[Raw records]
================================

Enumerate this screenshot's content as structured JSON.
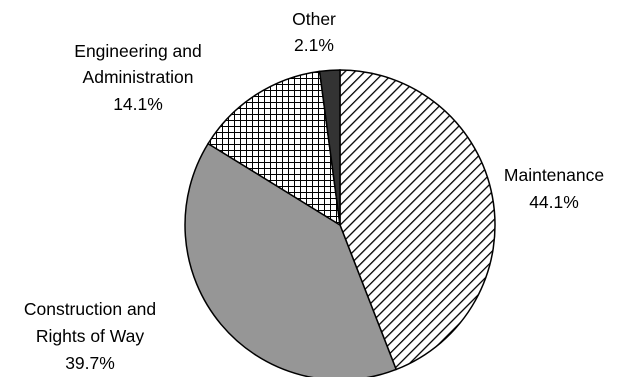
{
  "chart_data": {
    "type": "pie",
    "title": "",
    "slices": [
      {
        "label": [
          "Maintenance"
        ],
        "value": 44.1,
        "value_label": "44.1%",
        "pattern": "diagonal-stripes",
        "color": "#ffffff"
      },
      {
        "label": [
          "Construction and",
          "Rights of Way"
        ],
        "value": 39.7,
        "value_label": "39.7%",
        "pattern": "solid",
        "color": "#969696"
      },
      {
        "label": [
          "Engineering and",
          "Administration"
        ],
        "value": 14.1,
        "value_label": "14.1%",
        "pattern": "crosshatch-grid",
        "color": "#ffffff"
      },
      {
        "label": [
          "Other"
        ],
        "value": 2.1,
        "value_label": "2.1%",
        "pattern": "solid",
        "color": "#333333"
      }
    ],
    "start_angle": "12 o'clock",
    "direction": "clockwise",
    "legend": "none"
  }
}
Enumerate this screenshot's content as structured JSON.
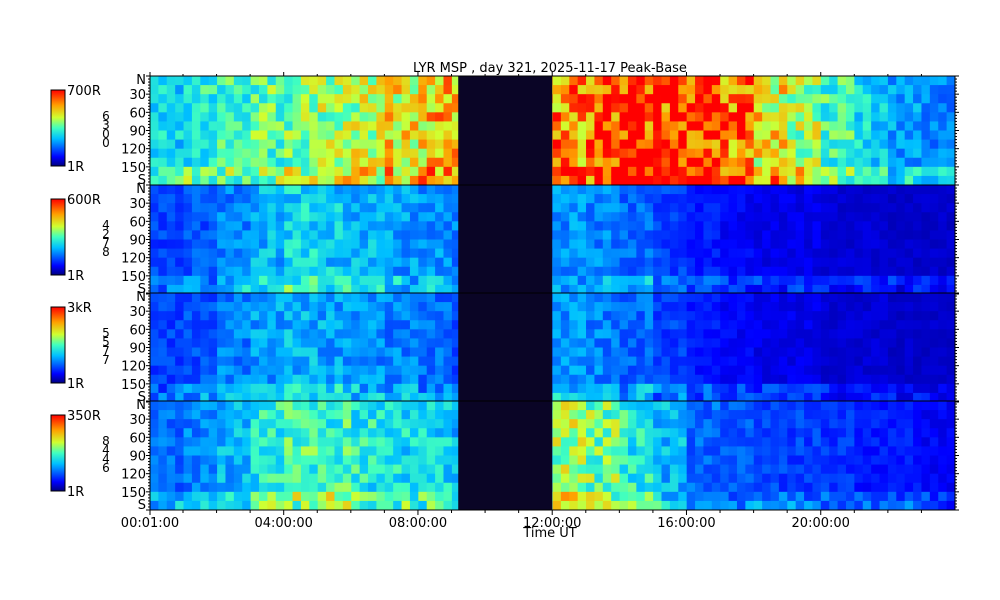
{
  "chart_data": {
    "type": "heatmap",
    "title": "LYR MSP , day 321, 2025-11-17 Peak-Base",
    "xlabel": "Time UT",
    "x_ticks": [
      "00:01:00",
      "04:00:00",
      "08:00:00",
      "12:00:00",
      "16:00:00",
      "20:00:00"
    ],
    "x_range_hours": [
      0.017,
      24
    ],
    "data_gap_hours": [
      9.2,
      12.0
    ],
    "y_tick_labels": [
      "N",
      "30",
      "60",
      "90",
      "120",
      "150",
      "S"
    ],
    "y_range_deg": [
      0,
      180
    ],
    "colormap": "jet",
    "panels": [
      {
        "channel_digits": [
          "6",
          "3",
          "0",
          "0"
        ],
        "cbar_max": "700R",
        "cbar_min": "1R",
        "intensity_profile": [
          0.4,
          0.45,
          0.48,
          0.52,
          0.55,
          0.6,
          0.62,
          0.7,
          0.75,
          0.8,
          0.85,
          0.85,
          0.82,
          0.9,
          0.95,
          0.95,
          0.92,
          0.85,
          0.7,
          0.6,
          0.5,
          0.4,
          0.32,
          0.28
        ]
      },
      {
        "channel_digits": [
          "4",
          "2",
          "7",
          "8"
        ],
        "cbar_max": "600R",
        "cbar_min": "1R",
        "intensity_profile": [
          0.2,
          0.22,
          0.28,
          0.35,
          0.4,
          0.38,
          0.35,
          0.32,
          0.3,
          0.28,
          0.25,
          0.25,
          0.3,
          0.28,
          0.25,
          0.2,
          0.15,
          0.12,
          0.1,
          0.1,
          0.08,
          0.08,
          0.07,
          0.07
        ]
      },
      {
        "channel_digits": [
          "5",
          "5",
          "7",
          "7"
        ],
        "cbar_max": "3kR",
        "cbar_min": "1R",
        "intensity_profile": [
          0.2,
          0.22,
          0.28,
          0.32,
          0.35,
          0.33,
          0.3,
          0.28,
          0.25,
          0.22,
          0.2,
          0.2,
          0.3,
          0.28,
          0.25,
          0.2,
          0.15,
          0.12,
          0.1,
          0.1,
          0.08,
          0.08,
          0.07,
          0.07
        ]
      },
      {
        "channel_digits": [
          "8",
          "4",
          "4",
          "6"
        ],
        "cbar_max": "350R",
        "cbar_min": "1R",
        "intensity_profile": [
          0.25,
          0.28,
          0.35,
          0.45,
          0.5,
          0.48,
          0.45,
          0.42,
          0.4,
          0.35,
          0.3,
          0.3,
          0.6,
          0.55,
          0.45,
          0.35,
          0.25,
          0.22,
          0.2,
          0.2,
          0.18,
          0.15,
          0.15,
          0.12
        ]
      }
    ],
    "grid": false,
    "legend": "none"
  }
}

================================

Using the records above, retype everything exactly except the pictures.

● EXPECTED ANSWER
Enumerate this screenshot's content as structured JSON.
{
  "chart_data": {
    "type": "pie",
    "title": "",
    "slices": [
      {
        "label": [
          "Maintenance"
        ],
        "value": 44.1,
        "value_label": "44.1%",
        "pattern": "diagonal-stripes",
        "color": "#ffffff"
      },
      {
        "label": [
          "Construction and",
          "Rights of Way"
        ],
        "value": 39.7,
        "value_label": "39.7%",
        "pattern": "solid",
        "color": "#969696"
      },
      {
        "label": [
          "Engineering and",
          "Administration"
        ],
        "value": 14.1,
        "value_label": "14.1%",
        "pattern": "crosshatch-grid",
        "color": "#ffffff"
      },
      {
        "label": [
          "Other"
        ],
        "value": 2.1,
        "value_label": "2.1%",
        "pattern": "solid",
        "color": "#333333"
      }
    ],
    "start_angle": "12 o'clock",
    "direction": "clockwise",
    "legend": "none"
  }
}
Enumerate this screenshot's content as structured JSON.
{
  "chart_data": {
    "type": "heatmap",
    "title": "LYR MSP , day 321, 2025-11-17 Peak-Base",
    "xlabel": "Time UT",
    "x_ticks": [
      "00:01:00",
      "04:00:00",
      "08:00:00",
      "12:00:00",
      "16:00:00",
      "20:00:00"
    ],
    "x_range_hours": [
      0.017,
      24
    ],
    "data_gap_hours": [
      9.2,
      12.0
    ],
    "y_tick_labels": [
      "N",
      "30",
      "60",
      "90",
      "120",
      "150",
      "S"
    ],
    "y_range_deg": [
      0,
      180
    ],
    "colormap": "jet",
    "panels": [
      {
        "channel_digits": [
          "6",
          "3",
          "0",
          "0"
        ],
        "cbar_max": "700R",
        "cbar_min": "1R",
        "intensity_profile": [
          0.4,
          0.45,
          0.48,
          0.52,
          0.55,
          0.6,
          0.62,
          0.7,
          0.75,
          0.8,
          0.85,
          0.85,
          0.82,
          0.9,
          0.95,
          0.95,
          0.92,
          0.85,
          0.7,
          0.6,
          0.5,
          0.4,
          0.32,
          0.28
        ]
      },
      {
        "channel_digits": [
          "4",
          "2",
          "7",
          "8"
        ],
        "cbar_max": "600R",
        "cbar_min": "1R",
        "intensity_profile": [
          0.2,
          0.22,
          0.28,
          0.35,
          0.4,
          0.38,
          0.35,
          0.32,
          0.3,
          0.28,
          0.25,
          0.25,
          0.3,
          0.28,
          0.25,
          0.2,
          0.15,
          0.12,
          0.1,
          0.1,
          0.08,
          0.08,
          0.07,
          0.07
        ]
      },
      {
        "channel_digits": [
          "5",
          "5",
          "7",
          "7"
        ],
        "cbar_max": "3kR",
        "cbar_min": "1R",
        "intensity_profile": [
          0.2,
          0.22,
          0.28,
          0.32,
          0.35,
          0.33,
          0.3,
          0.28,
          0.25,
          0.22,
          0.2,
          0.2,
          0.3,
          0.28,
          0.25,
          0.2,
          0.15,
          0.12,
          0.1,
          0.1,
          0.08,
          0.08,
          0.07,
          0.07
        ]
      },
      {
        "channel_digits": [
          "8",
          "4",
          "4",
          "6"
        ],
        "cbar_max": "350R",
        "cbar_min": "1R",
        "intensity_profile": [
          0.25,
          0.28,
          0.35,
          0.45,
          0.5,
          0.48,
          0.45,
          0.42,
          0.4,
          0.35,
          0.3,
          0.3,
          0.6,
          0.55,
          0.45,
          0.35,
          0.25,
          0.22,
          0.2,
          0.2,
          0.18,
          0.15,
          0.15,
          0.12
        ]
      }
    ],
    "grid": false,
    "legend": "none"
  }
}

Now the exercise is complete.